Stated task
Write each record again exactly as it stands.

Records to process
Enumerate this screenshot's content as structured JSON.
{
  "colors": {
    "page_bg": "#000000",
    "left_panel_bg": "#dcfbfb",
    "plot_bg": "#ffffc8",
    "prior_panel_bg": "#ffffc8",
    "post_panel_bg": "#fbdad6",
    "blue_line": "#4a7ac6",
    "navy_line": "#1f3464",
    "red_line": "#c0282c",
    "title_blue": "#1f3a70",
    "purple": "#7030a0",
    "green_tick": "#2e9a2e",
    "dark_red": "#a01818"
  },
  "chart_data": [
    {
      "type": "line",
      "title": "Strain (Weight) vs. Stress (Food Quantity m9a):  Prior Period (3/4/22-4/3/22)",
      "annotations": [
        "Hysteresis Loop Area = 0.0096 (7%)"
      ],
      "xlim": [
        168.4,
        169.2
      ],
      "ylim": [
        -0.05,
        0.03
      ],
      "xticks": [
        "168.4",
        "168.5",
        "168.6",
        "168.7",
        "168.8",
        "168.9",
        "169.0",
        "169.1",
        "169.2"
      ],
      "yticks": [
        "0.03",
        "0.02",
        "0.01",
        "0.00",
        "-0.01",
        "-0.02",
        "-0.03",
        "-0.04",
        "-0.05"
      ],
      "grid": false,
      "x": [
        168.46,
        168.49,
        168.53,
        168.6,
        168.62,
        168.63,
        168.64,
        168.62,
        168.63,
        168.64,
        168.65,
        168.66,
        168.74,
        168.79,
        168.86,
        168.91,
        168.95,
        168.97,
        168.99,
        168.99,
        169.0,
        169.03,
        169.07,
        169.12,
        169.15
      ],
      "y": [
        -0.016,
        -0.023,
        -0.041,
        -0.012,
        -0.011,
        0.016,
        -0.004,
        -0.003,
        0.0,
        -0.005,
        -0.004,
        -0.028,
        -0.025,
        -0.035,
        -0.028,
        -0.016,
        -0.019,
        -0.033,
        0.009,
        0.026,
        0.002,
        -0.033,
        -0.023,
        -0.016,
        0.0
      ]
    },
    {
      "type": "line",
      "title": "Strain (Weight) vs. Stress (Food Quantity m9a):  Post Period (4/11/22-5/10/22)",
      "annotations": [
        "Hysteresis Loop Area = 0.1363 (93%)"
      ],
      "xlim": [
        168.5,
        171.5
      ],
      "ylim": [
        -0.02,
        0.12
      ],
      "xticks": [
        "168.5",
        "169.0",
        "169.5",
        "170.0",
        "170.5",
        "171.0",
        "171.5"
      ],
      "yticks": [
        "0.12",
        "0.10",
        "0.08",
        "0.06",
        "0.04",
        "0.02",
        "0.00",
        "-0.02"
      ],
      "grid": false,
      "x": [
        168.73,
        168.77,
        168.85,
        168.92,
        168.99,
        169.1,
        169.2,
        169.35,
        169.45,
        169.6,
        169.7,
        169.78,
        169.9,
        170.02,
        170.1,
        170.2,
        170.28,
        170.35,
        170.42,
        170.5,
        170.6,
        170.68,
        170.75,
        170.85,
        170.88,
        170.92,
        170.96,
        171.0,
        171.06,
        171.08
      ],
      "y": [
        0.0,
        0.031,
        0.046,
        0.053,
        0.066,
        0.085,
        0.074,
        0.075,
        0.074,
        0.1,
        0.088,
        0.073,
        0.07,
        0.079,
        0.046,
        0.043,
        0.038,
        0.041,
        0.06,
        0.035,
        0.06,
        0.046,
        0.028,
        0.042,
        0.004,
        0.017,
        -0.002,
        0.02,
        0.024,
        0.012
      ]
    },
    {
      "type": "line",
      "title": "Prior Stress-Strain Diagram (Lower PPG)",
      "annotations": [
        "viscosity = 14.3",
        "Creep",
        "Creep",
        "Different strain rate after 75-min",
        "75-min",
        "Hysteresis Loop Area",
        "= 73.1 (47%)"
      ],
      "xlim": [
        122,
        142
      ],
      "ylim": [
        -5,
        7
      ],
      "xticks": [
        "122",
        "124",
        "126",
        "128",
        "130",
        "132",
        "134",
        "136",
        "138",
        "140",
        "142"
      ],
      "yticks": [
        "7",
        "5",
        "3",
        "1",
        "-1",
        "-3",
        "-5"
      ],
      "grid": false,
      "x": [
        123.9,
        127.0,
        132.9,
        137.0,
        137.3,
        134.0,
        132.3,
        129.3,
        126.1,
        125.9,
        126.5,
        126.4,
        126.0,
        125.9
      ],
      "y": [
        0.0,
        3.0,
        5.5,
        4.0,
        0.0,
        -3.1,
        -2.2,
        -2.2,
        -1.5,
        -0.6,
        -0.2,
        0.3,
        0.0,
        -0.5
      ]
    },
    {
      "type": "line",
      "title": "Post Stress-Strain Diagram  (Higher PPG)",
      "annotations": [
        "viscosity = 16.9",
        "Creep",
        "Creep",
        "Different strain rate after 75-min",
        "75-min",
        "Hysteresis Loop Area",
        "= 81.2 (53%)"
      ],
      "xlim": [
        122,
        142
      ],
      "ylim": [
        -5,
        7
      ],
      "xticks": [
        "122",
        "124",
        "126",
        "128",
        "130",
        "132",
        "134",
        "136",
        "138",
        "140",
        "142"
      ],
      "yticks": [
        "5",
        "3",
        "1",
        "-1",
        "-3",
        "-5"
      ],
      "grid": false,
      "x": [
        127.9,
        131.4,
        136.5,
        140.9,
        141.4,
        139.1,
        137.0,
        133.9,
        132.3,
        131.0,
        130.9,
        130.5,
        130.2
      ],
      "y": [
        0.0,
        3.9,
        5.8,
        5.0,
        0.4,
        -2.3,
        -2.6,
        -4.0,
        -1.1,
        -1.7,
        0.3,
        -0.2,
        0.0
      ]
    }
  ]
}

Answer in full
Enumerate this screenshot's content as structured JSON.
{
  "colors": {
    "page_bg": "#000000",
    "left_panel_bg": "#dcfbfb",
    "plot_bg": "#ffffc8",
    "prior_panel_bg": "#ffffc8",
    "post_panel_bg": "#fbdad6",
    "blue_line": "#4a7ac6",
    "navy_line": "#1f3464",
    "red_line": "#c0282c",
    "title_blue": "#1f3a70",
    "purple": "#7030a0",
    "green_tick": "#2e9a2e",
    "dark_red": "#a01818"
  },
  "chart_data": [
    {
      "type": "line",
      "title": "Strain (Weight) vs. Stress (Food Quantity m9a):  Prior Period (3/4/22-4/3/22)",
      "annotations": [
        "Hysteresis Loop Area = 0.0096 (7%)"
      ],
      "xlim": [
        168.4,
        169.2
      ],
      "ylim": [
        -0.05,
        0.03
      ],
      "xticks": [
        "168.4",
        "168.5",
        "168.6",
        "168.7",
        "168.8",
        "168.9",
        "169.0",
        "169.1",
        "169.2"
      ],
      "yticks": [
        "0.03",
        "0.02",
        "0.01",
        "0.00",
        "-0.01",
        "-0.02",
        "-0.03",
        "-0.04",
        "-0.05"
      ],
      "grid": false,
      "x": [
        168.46,
        168.49,
        168.53,
        168.6,
        168.62,
        168.63,
        168.64,
        168.62,
        168.63,
        168.64,
        168.65,
        168.66,
        168.74,
        168.79,
        168.86,
        168.91,
        168.95,
        168.97,
        168.99,
        168.99,
        169.0,
        169.03,
        169.07,
        169.12,
        169.15
      ],
      "y": [
        -0.016,
        -0.023,
        -0.041,
        -0.012,
        -0.011,
        0.016,
        -0.004,
        -0.003,
        0.0,
        -0.005,
        -0.004,
        -0.028,
        -0.025,
        -0.035,
        -0.028,
        -0.016,
        -0.019,
        -0.033,
        0.009,
        0.026,
        0.002,
        -0.033,
        -0.023,
        -0.016,
        0.0
      ]
    },
    {
      "type": "line",
      "title": "Strain (Weight) vs. Stress (Food Quantity m9a):  Post Period (4/11/22-5/10/22)",
      "annotations": [
        "Hysteresis Loop Area = 0.1363 (93%)"
      ],
      "xlim": [
        168.5,
        171.5
      ],
      "ylim": [
        -0.02,
        0.12
      ],
      "xticks": [
        "168.5",
        "169.0",
        "169.5",
        "170.0",
        "170.5",
        "171.0",
        "171.5"
      ],
      "yticks": [
        "0.12",
        "0.10",
        "0.08",
        "0.06",
        "0.04",
        "0.02",
        "0.00",
        "-0.02"
      ],
      "grid": false,
      "x": [
        168.73,
        168.77,
        168.85,
        168.92,
        168.99,
        169.1,
        169.2,
        169.35,
        169.45,
        169.6,
        169.7,
        169.78,
        169.9,
        170.02,
        170.1,
        170.2,
        170.28,
        170.35,
        170.42,
        170.5,
        170.6,
        170.68,
        170.75,
        170.85,
        170.88,
        170.92,
        170.96,
        171.0,
        171.06,
        171.08
      ],
      "y": [
        0.0,
        0.031,
        0.046,
        0.053,
        0.066,
        0.085,
        0.074,
        0.075,
        0.074,
        0.1,
        0.088,
        0.073,
        0.07,
        0.079,
        0.046,
        0.043,
        0.038,
        0.041,
        0.06,
        0.035,
        0.06,
        0.046,
        0.028,
        0.042,
        0.004,
        0.017,
        -0.002,
        0.02,
        0.024,
        0.012
      ]
    },
    {
      "type": "line",
      "title": "Prior Stress-Strain Diagram (Lower PPG)",
      "annotations": [
        "viscosity = 14.3",
        "Creep",
        "Creep",
        "Different strain rate after 75-min",
        "75-min",
        "Hysteresis Loop Area",
        "= 73.1 (47%)"
      ],
      "xlim": [
        122,
        142
      ],
      "ylim": [
        -5,
        7
      ],
      "xticks": [
        "122",
        "124",
        "126",
        "128",
        "130",
        "132",
        "134",
        "136",
        "138",
        "140",
        "142"
      ],
      "yticks": [
        "7",
        "5",
        "3",
        "1",
        "-1",
        "-3",
        "-5"
      ],
      "grid": false,
      "x": [
        123.9,
        127.0,
        132.9,
        137.0,
        137.3,
        134.0,
        132.3,
        129.3,
        126.1,
        125.9,
        126.5,
        126.4,
        126.0,
        125.9
      ],
      "y": [
        0.0,
        3.0,
        5.5,
        4.0,
        0.0,
        -3.1,
        -2.2,
        -2.2,
        -1.5,
        -0.6,
        -0.2,
        0.3,
        0.0,
        -0.5
      ]
    },
    {
      "type": "line",
      "title": "Post Stress-Strain Diagram  (Higher PPG)",
      "annotations": [
        "viscosity = 16.9",
        "Creep",
        "Creep",
        "Different strain rate after 75-min",
        "75-min",
        "Hysteresis Loop Area",
        "= 81.2 (53%)"
      ],
      "xlim": [
        122,
        142
      ],
      "ylim": [
        -5,
        7
      ],
      "xticks": [
        "122",
        "124",
        "126",
        "128",
        "130",
        "132",
        "134",
        "136",
        "138",
        "140",
        "142"
      ],
      "yticks": [
        "5",
        "3",
        "1",
        "-1",
        "-3",
        "-5"
      ],
      "grid": false,
      "x": [
        127.9,
        131.4,
        136.5,
        140.9,
        141.4,
        139.1,
        137.0,
        133.9,
        132.3,
        131.0,
        130.9,
        130.5,
        130.2
      ],
      "y": [
        0.0,
        3.9,
        5.8,
        5.0,
        0.4,
        -2.3,
        -2.6,
        -4.0,
        -1.1,
        -1.7,
        0.3,
        -0.2,
        0.0
      ]
    }
  ]
}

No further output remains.